Entries provided:
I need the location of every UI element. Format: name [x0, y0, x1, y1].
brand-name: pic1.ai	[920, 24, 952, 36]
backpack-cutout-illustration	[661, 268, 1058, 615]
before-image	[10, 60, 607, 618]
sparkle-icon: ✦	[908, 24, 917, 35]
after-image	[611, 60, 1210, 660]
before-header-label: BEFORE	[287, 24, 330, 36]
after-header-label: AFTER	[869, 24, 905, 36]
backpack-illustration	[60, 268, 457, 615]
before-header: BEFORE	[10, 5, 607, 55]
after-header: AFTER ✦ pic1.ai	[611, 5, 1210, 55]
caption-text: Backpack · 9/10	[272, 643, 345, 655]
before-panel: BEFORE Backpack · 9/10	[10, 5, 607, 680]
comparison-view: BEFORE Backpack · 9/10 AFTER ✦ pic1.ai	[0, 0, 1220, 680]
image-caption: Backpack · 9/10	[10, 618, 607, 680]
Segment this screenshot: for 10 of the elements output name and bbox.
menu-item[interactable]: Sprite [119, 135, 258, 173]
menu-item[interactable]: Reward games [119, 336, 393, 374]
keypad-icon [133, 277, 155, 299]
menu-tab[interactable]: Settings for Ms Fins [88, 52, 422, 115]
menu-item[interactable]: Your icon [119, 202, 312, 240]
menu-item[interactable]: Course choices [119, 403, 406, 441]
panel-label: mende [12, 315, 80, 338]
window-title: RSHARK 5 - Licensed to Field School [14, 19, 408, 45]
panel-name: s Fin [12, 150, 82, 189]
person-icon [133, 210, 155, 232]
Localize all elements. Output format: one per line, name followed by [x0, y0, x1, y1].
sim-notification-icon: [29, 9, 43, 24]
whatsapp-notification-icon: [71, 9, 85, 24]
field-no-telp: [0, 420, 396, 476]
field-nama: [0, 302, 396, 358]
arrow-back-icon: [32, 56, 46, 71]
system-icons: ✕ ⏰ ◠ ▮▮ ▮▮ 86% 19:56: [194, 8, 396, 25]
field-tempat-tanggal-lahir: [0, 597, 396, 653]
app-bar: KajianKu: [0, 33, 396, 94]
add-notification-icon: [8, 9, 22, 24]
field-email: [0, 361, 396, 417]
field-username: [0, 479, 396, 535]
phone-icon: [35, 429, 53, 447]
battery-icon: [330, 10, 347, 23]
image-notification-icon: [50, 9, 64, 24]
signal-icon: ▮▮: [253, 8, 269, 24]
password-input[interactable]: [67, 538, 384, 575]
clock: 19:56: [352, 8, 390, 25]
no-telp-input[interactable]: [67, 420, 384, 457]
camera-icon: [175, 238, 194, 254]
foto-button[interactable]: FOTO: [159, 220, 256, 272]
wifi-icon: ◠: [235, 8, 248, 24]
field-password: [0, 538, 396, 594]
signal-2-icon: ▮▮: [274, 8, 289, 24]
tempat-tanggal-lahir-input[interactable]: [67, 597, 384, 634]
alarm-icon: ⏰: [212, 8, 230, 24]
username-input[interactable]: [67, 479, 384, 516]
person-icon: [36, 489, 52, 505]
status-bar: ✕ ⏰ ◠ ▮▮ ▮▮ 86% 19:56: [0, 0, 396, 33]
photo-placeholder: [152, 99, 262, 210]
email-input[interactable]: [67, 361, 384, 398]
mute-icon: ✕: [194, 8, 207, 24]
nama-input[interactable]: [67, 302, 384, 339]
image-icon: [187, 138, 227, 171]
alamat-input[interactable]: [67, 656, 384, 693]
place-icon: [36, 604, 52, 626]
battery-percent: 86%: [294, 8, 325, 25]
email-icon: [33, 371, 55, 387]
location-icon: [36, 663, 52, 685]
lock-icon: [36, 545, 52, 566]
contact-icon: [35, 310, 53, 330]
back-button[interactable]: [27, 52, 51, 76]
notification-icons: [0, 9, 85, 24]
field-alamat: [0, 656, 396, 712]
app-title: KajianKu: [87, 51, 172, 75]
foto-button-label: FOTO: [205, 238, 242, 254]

Given exercise: Copy out the material word for word, from its first line through the line that contains "5, 607, 55]", including both of those lines.

Written answer:
I need the location of every UI element. Format: name [x0, y0, x1, y1].
brand-name: pic1.ai	[920, 24, 952, 36]
backpack-cutout-illustration	[661, 268, 1058, 615]
before-image	[10, 60, 607, 618]
sparkle-icon: ✦	[908, 24, 917, 35]
after-image	[611, 60, 1210, 660]
before-header-label: BEFORE	[287, 24, 330, 36]
after-header-label: AFTER	[869, 24, 905, 36]
backpack-illustration	[60, 268, 457, 615]
before-header: BEFORE	[10, 5, 607, 55]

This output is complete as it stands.